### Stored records
════════
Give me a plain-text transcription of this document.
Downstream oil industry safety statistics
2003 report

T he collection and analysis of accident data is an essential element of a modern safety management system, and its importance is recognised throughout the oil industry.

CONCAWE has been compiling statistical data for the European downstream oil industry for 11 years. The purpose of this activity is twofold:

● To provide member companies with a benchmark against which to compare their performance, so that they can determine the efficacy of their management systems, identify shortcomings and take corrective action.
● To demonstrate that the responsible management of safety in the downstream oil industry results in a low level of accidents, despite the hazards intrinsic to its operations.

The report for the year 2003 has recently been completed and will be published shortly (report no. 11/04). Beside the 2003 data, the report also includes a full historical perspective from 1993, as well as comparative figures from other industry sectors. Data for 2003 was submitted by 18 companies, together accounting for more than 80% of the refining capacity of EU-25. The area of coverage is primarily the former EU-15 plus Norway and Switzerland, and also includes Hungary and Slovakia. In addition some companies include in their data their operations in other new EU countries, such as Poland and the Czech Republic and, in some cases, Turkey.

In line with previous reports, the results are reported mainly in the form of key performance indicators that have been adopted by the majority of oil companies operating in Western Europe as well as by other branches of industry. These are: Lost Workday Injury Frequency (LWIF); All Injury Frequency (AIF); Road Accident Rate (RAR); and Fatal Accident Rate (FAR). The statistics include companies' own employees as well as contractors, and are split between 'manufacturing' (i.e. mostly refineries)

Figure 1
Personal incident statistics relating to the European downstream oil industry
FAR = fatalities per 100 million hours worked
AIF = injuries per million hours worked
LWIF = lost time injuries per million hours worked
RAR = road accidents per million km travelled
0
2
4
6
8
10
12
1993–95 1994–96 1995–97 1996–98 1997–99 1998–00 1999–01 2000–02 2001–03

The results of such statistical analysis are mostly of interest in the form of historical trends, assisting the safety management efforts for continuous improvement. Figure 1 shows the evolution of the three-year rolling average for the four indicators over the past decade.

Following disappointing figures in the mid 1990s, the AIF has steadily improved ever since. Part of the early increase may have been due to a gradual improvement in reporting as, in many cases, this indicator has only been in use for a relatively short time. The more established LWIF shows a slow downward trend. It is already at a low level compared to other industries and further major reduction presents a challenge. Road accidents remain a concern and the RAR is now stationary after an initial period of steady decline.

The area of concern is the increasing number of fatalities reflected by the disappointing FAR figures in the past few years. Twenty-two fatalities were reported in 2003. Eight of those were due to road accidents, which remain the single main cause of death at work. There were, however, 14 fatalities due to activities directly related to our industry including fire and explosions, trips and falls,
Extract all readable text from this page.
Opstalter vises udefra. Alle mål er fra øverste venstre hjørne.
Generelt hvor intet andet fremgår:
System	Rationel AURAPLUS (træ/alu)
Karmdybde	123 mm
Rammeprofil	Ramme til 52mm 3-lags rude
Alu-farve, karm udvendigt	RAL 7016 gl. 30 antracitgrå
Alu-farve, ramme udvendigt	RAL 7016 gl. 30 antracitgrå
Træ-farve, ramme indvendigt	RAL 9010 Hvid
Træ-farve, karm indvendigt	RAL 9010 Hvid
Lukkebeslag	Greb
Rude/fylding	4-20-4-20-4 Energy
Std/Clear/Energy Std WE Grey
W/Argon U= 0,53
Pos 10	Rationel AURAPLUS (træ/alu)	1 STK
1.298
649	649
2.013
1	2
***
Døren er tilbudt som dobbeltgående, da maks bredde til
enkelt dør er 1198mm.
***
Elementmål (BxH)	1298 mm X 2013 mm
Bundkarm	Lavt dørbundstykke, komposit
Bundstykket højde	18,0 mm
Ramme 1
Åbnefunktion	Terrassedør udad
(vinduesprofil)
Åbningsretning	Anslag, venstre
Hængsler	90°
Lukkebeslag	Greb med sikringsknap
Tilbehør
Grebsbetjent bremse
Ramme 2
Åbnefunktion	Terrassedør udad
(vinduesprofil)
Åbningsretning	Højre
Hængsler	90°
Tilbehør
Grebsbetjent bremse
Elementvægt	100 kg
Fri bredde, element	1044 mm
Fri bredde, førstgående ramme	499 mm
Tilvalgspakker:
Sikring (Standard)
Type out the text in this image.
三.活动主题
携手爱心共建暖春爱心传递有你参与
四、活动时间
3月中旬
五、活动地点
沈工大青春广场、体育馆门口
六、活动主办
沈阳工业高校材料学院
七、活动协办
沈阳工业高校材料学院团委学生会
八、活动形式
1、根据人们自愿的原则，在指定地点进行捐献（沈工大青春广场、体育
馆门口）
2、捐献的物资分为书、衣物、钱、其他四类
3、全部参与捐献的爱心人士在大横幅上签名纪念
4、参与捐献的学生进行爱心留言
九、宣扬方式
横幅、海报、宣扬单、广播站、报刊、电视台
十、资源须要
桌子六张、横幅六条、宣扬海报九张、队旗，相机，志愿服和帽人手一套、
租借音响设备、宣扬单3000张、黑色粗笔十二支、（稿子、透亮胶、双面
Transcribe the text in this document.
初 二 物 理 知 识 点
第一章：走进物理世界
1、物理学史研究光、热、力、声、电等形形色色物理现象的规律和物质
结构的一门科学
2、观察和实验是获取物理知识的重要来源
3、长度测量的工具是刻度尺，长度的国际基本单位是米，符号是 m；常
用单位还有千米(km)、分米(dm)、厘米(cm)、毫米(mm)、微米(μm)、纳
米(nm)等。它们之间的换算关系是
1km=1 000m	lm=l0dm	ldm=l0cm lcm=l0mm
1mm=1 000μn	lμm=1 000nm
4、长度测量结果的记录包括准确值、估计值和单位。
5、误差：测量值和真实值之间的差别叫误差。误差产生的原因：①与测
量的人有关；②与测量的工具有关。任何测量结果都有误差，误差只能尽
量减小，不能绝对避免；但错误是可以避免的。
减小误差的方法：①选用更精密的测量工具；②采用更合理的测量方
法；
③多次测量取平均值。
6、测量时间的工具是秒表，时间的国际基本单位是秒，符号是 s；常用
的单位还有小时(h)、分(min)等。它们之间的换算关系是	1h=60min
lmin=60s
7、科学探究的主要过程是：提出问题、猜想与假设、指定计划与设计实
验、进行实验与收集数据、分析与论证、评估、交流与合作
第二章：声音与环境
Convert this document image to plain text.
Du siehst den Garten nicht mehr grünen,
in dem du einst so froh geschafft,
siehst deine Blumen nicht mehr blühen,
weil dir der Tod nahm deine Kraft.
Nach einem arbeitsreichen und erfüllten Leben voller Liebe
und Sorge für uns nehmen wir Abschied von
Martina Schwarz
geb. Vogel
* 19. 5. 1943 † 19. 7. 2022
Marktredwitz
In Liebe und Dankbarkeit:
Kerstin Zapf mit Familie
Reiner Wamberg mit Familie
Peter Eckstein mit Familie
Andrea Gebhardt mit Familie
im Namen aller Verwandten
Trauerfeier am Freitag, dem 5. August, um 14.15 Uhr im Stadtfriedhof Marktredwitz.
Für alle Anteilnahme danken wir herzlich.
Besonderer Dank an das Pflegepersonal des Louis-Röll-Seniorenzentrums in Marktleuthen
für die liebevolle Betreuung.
════════
### To do
Select all lines in the listing that include the word "analysis".

### Task result
T he collection and analysis of accident data is an essential element of a modern safety management system, and its importance is recognised throughout the oil industry.
The results of such statistical analysis are mostly of interest in the form of historical trends, assisting the safety management efforts for continuous improvement. Figure 1 shows the evolution of the three-year rolling average for the four indicators over the past decade.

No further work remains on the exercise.